** Start **
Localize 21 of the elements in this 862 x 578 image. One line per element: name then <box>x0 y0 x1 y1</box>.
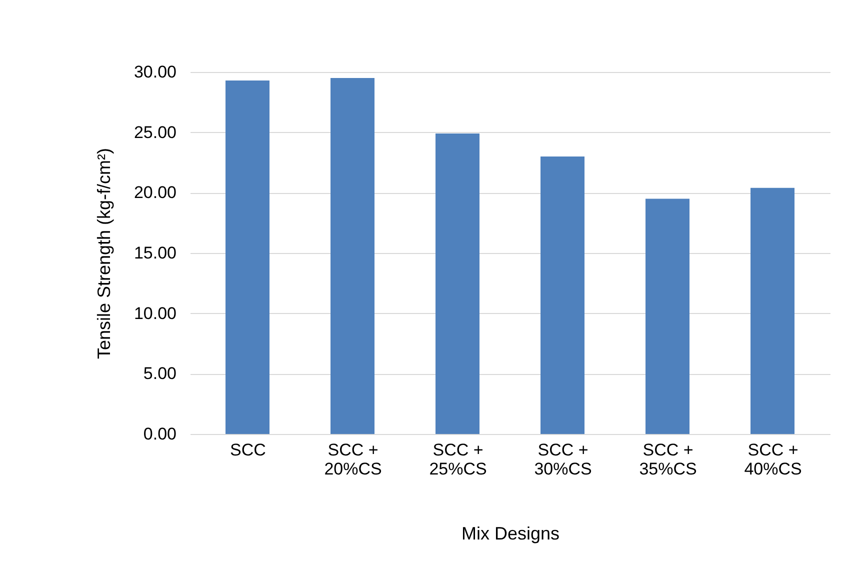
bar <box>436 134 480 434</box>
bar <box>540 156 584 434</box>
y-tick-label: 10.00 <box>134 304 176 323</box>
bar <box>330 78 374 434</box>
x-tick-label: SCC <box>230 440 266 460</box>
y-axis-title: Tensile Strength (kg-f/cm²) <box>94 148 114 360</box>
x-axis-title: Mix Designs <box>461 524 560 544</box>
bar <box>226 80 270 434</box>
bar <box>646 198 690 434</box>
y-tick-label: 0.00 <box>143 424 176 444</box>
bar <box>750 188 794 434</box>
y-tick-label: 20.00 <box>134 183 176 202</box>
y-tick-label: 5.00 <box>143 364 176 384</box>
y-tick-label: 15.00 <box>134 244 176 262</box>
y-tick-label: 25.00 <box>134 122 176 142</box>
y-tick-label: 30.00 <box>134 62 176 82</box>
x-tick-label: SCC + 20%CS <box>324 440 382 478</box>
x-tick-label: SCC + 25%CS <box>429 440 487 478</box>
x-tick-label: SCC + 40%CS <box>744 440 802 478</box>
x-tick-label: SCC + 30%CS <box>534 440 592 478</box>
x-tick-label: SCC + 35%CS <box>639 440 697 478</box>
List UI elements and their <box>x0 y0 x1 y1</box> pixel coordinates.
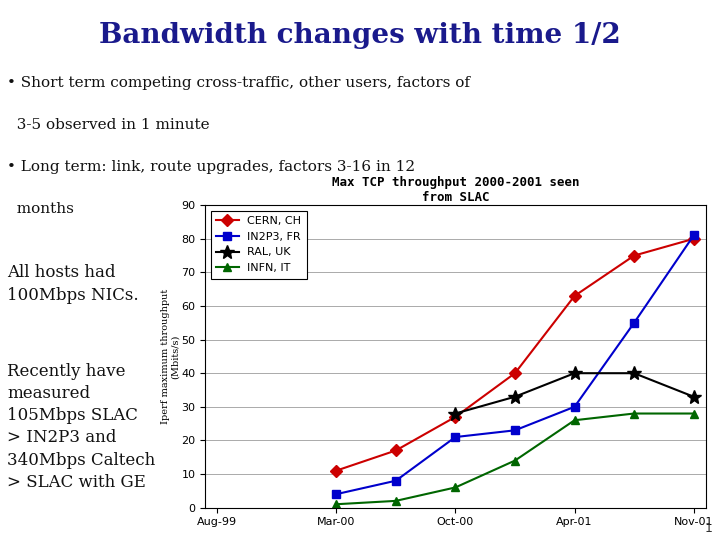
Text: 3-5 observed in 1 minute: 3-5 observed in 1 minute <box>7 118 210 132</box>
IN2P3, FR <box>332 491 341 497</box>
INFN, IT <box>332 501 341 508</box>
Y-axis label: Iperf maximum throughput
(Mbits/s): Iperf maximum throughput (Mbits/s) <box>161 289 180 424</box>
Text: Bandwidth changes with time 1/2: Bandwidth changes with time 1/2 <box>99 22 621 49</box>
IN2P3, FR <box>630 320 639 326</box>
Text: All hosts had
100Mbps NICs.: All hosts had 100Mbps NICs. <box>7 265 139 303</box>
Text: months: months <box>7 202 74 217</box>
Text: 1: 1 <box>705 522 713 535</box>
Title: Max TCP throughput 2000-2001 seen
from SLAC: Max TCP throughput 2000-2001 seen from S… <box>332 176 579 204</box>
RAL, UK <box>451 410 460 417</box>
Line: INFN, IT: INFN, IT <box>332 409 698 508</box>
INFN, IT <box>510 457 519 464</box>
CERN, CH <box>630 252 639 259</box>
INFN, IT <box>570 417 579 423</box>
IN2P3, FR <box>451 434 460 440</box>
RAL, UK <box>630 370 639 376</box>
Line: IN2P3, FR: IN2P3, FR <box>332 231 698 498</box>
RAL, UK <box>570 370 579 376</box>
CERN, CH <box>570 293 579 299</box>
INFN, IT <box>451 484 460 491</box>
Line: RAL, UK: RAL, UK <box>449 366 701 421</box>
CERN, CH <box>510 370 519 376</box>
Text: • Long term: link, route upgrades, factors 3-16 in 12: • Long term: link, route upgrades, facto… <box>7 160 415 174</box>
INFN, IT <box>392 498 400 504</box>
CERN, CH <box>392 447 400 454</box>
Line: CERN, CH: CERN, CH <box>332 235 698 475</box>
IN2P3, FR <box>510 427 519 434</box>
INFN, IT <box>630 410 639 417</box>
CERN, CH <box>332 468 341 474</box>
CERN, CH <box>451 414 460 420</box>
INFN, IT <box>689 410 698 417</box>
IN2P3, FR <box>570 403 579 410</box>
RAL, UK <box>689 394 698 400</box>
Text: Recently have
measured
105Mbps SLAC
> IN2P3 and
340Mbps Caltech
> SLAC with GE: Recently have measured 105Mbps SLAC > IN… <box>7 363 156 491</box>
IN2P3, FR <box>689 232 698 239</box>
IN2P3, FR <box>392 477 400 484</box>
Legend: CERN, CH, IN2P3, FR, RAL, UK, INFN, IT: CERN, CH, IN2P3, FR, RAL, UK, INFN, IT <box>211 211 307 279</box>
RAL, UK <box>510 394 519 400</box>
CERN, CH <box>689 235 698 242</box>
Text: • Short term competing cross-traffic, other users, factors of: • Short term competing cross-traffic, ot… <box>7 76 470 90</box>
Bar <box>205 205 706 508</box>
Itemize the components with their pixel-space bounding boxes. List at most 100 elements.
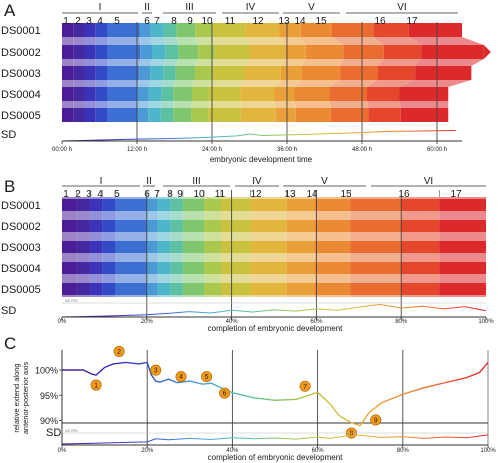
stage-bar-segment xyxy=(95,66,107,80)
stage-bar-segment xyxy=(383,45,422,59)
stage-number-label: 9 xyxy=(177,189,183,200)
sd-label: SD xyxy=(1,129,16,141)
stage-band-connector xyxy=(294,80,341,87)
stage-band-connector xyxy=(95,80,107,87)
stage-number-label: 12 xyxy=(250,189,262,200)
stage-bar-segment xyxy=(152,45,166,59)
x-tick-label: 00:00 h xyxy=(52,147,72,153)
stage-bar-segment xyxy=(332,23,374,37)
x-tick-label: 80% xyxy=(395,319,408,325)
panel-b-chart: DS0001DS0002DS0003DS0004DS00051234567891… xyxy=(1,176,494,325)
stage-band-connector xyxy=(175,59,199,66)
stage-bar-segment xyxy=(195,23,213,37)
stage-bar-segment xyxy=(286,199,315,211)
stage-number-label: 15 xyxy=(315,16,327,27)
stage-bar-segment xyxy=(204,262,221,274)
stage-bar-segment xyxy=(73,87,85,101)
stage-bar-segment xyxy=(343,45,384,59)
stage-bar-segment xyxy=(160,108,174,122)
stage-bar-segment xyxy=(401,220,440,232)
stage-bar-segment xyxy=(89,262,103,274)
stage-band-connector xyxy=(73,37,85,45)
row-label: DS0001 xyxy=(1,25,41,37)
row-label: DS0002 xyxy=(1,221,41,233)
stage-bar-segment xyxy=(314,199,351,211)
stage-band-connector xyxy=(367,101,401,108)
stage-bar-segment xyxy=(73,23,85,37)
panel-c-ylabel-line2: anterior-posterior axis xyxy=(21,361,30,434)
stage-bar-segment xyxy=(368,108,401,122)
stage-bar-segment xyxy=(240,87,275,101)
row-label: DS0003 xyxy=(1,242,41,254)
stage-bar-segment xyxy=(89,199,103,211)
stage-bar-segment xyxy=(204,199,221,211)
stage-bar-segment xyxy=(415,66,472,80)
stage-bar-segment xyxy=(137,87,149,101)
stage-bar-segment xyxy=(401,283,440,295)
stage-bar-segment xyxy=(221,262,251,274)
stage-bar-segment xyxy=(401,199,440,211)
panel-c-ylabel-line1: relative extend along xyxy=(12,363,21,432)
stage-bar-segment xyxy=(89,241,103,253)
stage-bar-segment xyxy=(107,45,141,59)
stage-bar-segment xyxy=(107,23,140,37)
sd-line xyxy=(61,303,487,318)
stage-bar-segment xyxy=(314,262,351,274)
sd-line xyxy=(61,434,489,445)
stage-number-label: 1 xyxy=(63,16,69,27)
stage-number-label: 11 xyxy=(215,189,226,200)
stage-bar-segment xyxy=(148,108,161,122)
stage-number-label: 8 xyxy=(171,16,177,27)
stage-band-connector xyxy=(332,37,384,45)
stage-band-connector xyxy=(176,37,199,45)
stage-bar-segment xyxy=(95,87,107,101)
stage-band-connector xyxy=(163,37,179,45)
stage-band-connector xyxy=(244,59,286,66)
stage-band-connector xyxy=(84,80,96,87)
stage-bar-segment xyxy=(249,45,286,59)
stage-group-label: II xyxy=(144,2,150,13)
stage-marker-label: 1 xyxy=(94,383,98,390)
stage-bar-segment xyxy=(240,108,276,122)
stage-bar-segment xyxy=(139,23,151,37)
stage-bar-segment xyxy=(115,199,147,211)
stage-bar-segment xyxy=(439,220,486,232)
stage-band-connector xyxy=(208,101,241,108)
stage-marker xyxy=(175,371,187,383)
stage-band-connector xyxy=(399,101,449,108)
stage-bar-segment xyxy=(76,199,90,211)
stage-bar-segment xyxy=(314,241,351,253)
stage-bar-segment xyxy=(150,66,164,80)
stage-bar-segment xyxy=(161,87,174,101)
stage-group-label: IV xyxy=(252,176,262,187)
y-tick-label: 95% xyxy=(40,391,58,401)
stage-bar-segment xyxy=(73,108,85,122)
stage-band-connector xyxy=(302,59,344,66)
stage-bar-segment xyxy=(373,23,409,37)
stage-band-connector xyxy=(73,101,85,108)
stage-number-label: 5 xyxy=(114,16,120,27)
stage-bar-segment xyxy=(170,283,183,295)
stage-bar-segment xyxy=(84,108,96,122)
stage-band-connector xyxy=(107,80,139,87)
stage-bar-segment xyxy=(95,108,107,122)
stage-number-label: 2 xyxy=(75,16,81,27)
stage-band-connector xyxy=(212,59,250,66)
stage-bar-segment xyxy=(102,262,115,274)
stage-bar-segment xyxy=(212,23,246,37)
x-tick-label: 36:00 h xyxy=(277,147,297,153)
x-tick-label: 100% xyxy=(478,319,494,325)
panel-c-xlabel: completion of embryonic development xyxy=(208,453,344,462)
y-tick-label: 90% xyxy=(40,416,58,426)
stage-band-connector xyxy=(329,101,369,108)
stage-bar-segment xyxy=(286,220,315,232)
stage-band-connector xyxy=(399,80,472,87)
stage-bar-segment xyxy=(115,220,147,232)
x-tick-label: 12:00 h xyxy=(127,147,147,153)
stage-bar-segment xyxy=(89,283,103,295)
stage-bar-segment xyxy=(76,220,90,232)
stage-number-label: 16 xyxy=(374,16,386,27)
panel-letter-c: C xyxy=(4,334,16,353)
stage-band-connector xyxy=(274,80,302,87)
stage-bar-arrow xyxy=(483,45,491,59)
** End **
** Start **
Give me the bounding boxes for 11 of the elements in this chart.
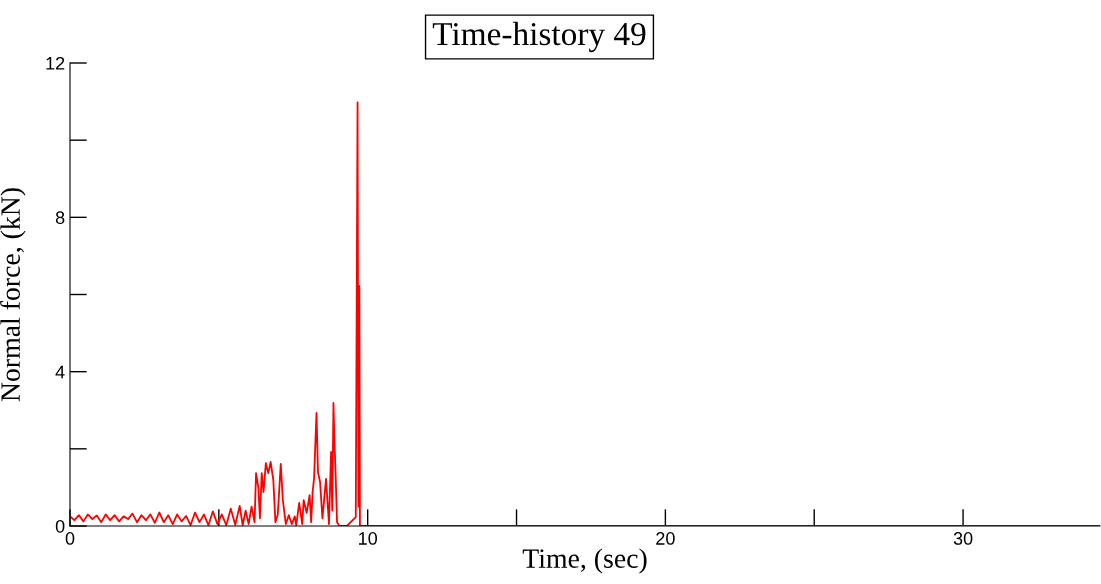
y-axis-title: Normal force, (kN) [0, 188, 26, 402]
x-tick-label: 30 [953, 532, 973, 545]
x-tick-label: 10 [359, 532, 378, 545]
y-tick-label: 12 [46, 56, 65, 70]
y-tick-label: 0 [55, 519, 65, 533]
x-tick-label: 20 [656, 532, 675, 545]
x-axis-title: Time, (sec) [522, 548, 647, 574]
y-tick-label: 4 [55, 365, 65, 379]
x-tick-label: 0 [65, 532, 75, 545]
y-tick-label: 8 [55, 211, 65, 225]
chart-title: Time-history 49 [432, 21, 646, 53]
** End **
Retype the items above without any change, beginning at the line that contains "Text: 3-5 observed" and stopping after the line that contains "Y-axis label: Iperf maximum throughput".

Text: 3-5 observed in 1 minute: 3-5 observed in 1 minute <box>7 118 210 132</box>
IN2P3, FR <box>332 491 341 497</box>
INFN, IT <box>332 501 341 508</box>
Y-axis label: Iperf maximum throughput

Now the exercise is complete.